▸ **The problem**: Recast the lines from the one containing "volume-bar: [31, 605, 34, 612]" through the one containing "y-tick-label: 30,00: [976, 281, 1008, 294]", both included, as a numbered list, leaving out any blank lines.

▸ **Entries**:
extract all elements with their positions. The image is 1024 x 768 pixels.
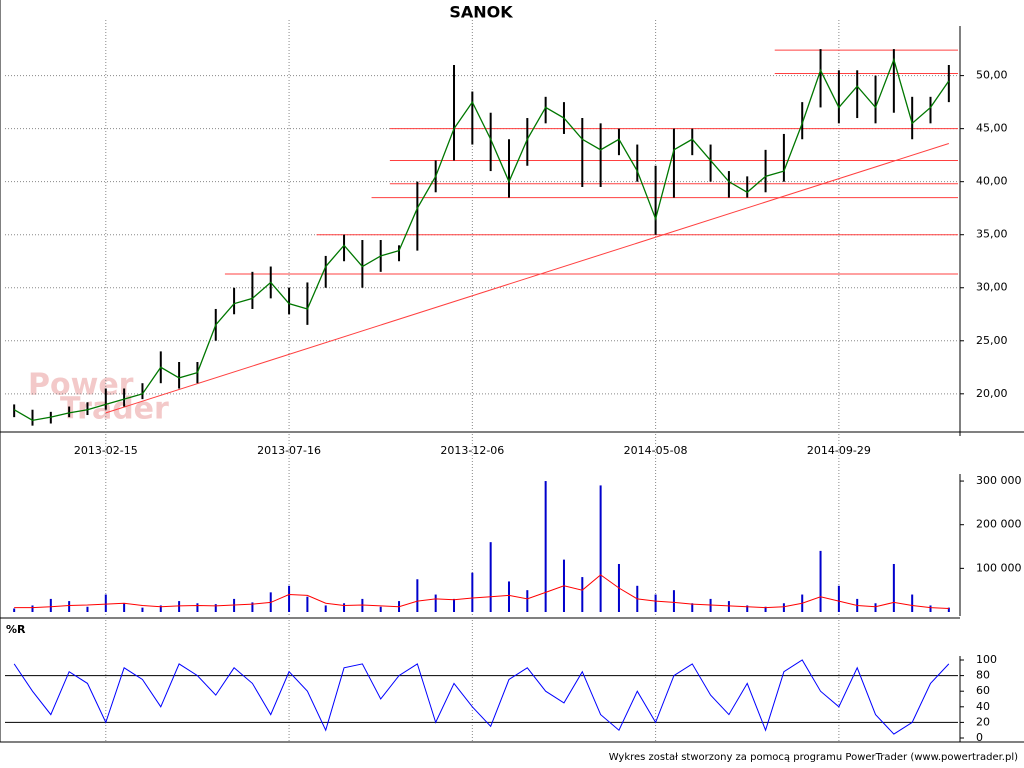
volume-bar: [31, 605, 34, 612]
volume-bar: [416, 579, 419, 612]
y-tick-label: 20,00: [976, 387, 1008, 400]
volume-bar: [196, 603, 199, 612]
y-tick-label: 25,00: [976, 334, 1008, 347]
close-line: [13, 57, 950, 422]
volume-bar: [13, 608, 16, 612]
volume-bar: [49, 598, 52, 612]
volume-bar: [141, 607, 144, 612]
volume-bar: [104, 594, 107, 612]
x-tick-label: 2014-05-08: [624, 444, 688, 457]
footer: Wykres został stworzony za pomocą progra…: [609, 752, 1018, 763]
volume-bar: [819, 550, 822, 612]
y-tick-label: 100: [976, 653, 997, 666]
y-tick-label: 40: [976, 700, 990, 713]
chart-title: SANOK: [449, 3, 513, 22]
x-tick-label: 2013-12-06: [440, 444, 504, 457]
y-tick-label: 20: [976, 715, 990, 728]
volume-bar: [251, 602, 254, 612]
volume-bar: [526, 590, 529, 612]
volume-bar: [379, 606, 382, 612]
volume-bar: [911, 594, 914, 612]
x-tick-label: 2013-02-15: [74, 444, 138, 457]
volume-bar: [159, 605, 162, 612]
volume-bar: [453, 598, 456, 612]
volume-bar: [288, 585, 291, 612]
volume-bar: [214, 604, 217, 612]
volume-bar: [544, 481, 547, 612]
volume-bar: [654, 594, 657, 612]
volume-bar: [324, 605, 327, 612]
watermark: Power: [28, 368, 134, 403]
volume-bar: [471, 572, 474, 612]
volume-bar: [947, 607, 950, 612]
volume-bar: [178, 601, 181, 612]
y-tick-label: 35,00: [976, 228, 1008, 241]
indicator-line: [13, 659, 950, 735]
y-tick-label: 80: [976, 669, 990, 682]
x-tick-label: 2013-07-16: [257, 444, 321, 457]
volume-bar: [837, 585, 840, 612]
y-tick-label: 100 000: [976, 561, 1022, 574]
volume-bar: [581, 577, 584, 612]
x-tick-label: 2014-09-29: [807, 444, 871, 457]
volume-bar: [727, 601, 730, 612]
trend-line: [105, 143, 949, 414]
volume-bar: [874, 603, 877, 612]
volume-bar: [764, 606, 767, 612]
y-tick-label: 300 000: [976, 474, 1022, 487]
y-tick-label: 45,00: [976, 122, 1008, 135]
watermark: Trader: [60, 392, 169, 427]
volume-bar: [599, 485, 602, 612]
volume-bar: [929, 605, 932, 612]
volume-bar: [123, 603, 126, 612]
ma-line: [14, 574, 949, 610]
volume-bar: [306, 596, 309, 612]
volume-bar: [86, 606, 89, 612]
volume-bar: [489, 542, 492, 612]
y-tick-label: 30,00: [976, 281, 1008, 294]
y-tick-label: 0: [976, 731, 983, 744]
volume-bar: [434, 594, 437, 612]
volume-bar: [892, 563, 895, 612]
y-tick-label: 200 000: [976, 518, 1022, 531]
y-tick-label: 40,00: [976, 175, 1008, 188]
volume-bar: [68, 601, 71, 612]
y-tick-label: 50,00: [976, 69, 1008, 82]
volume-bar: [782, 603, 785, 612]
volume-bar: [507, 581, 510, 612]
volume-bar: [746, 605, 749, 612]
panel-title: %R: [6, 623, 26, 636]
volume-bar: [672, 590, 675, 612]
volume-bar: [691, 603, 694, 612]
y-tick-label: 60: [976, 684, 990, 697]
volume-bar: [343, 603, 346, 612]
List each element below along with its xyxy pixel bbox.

==

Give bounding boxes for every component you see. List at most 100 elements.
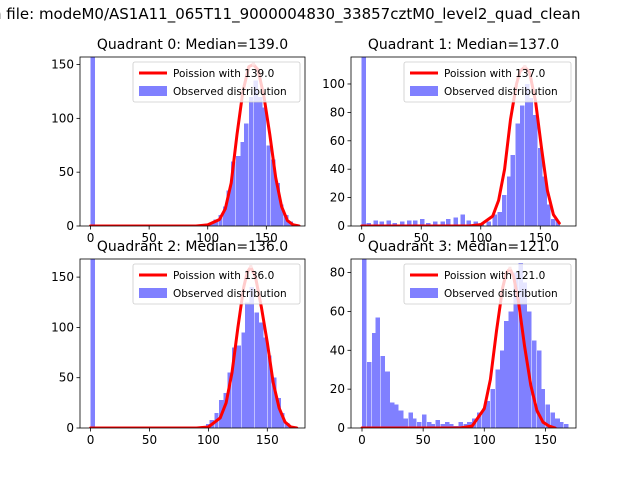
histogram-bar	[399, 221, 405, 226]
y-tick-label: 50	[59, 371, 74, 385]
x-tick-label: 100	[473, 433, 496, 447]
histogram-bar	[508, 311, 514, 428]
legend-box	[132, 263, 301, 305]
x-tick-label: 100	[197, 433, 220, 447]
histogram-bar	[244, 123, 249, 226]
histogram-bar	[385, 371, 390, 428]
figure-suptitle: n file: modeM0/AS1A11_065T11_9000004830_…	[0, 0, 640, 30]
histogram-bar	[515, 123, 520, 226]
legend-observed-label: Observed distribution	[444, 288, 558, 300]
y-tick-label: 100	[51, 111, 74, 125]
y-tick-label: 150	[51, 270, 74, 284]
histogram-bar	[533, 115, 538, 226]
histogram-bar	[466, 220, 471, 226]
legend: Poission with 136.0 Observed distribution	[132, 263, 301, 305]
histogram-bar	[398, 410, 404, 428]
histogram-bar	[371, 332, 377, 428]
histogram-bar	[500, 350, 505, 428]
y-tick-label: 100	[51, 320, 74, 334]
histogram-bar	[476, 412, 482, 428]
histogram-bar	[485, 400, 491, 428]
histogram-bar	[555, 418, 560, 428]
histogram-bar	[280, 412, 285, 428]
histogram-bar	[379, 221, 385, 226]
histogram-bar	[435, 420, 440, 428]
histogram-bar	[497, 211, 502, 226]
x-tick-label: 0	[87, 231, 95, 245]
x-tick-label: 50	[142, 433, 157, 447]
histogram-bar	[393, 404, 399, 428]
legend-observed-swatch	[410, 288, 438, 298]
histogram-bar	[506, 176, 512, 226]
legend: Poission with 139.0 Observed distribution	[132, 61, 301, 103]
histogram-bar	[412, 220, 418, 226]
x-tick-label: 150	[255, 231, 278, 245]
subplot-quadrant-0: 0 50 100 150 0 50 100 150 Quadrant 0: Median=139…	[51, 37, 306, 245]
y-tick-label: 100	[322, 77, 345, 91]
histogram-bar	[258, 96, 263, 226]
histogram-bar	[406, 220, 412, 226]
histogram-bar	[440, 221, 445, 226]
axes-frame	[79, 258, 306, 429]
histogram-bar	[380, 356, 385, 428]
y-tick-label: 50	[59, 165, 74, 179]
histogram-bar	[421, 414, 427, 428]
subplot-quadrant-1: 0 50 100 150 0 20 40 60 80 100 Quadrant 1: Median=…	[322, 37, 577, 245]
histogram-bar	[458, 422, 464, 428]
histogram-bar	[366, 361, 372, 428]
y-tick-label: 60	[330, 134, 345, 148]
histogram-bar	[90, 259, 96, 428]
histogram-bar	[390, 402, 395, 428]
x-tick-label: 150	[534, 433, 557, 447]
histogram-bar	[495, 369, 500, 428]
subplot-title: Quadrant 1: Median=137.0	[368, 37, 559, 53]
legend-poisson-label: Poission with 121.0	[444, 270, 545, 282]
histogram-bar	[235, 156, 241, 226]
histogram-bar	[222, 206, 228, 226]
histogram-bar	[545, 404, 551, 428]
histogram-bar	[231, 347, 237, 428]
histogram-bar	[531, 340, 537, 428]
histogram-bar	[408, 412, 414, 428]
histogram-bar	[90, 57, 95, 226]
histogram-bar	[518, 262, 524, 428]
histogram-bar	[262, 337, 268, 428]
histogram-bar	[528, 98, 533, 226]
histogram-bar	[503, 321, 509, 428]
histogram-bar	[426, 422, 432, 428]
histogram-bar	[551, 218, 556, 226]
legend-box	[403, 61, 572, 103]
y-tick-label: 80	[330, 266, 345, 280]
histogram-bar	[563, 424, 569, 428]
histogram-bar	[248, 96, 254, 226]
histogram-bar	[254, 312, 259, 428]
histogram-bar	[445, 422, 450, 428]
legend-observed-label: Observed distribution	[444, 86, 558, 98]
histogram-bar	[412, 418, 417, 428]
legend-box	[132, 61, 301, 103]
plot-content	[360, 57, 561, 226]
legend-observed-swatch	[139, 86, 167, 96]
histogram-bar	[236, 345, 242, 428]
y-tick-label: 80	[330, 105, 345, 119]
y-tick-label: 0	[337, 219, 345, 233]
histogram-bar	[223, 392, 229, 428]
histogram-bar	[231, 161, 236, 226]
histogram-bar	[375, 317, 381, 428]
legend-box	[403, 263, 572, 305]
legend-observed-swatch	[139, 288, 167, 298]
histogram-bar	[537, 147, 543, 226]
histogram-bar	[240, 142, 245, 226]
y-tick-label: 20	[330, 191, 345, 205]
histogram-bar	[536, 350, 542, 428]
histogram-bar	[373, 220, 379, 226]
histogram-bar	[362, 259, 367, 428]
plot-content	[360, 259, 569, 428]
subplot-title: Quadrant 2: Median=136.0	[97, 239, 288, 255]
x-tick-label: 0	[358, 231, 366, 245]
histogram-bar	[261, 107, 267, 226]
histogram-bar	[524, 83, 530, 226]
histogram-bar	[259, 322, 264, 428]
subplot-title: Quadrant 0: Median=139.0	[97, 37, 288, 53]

▸ **Output of the exercise**:
1. volume-bar: [31, 605, 34, 612]
2. volume-bar: [416, 579, 419, 612]
3. y-tick-label: 20,00: [976, 387, 1008, 400]
4. volume-bar: [196, 603, 199, 612]
5. y-tick-label: 25,00: [976, 334, 1008, 347]
6. close-line: [13, 57, 950, 422]
7. volume-bar: [13, 608, 16, 612]
8. volume-bar: [49, 598, 52, 612]
9. volume-bar: [141, 607, 144, 612]
10. volume-bar: [104, 594, 107, 612]
11. x-tick-label: 2014-05-08: [624, 444, 688, 457]
12. footer: Wykres został stworzony za pomocą progra…: [609, 752, 1018, 763]
13. volume-bar: [819, 550, 822, 612]
14. y-tick-label: 100: [976, 653, 997, 666]
15. y-tick-label: 40: [976, 700, 990, 713]
16. chart-title: SANOK: [449, 3, 513, 22]
17. x-tick-label: 2013-12-06: [440, 444, 504, 457]
18. y-tick-label: 20: [976, 715, 990, 728]
19. volume-bar: [251, 602, 254, 612]
20. volume-bar: [526, 590, 529, 612]
21. volume-bar: [379, 606, 382, 612]
22. volume-bar: [911, 594, 914, 612]
23. x-tick-label: 2013-02-15: [74, 444, 138, 457]
24. volume-bar: [159, 605, 162, 612]
25. volume-bar: [453, 598, 456, 612]
26. volume-bar: [288, 585, 291, 612]
27. volume-bar: [214, 604, 217, 612]
28. volume-bar: [544, 481, 547, 612]
29. volume-bar: [654, 594, 657, 612]
30. volume-bar: [324, 605, 327, 612]
31. watermark: Power: [28, 368, 134, 403]
32. volume-bar: [471, 572, 474, 612]
33. volume-bar: [947, 607, 950, 612]
34. volume-bar: [178, 601, 181, 612]
35. y-tick-label: 35,00: [976, 228, 1008, 241]
36. indicator-line: [13, 659, 950, 735]
37. y-tick-label: 80: [976, 669, 990, 682]
38. x-tick-label: 2013-07-16: [257, 444, 321, 457]
39. volume-bar: [837, 585, 840, 612]
40. y-tick-label: 100 000: [976, 561, 1022, 574]
41. volume-bar: [581, 577, 584, 612]
42. x-tick-label: 2014-09-29: [807, 444, 871, 457]
43. volume-bar: [727, 601, 730, 612]
44. trend-line: [105, 143, 949, 414]
45. volume-bar: [874, 603, 877, 612]
46. volume-bar: [764, 606, 767, 612]
47. y-tick-label: 300 000: [976, 474, 1022, 487]
48. y-tick-label: 45,00: [976, 122, 1008, 135]
49. watermark: Trader: [60, 392, 169, 427]
50. volume-bar: [599, 485, 602, 612]
51. volume-bar: [929, 605, 932, 612]
52. volume-bar: [123, 603, 126, 612]
53. ma-line: [14, 574, 949, 610]
54. volume-bar: [306, 596, 309, 612]
55. volume-bar: [86, 606, 89, 612]
56. volume-bar: [489, 542, 492, 612]
57. y-tick-label: 30,00: [976, 281, 1008, 294]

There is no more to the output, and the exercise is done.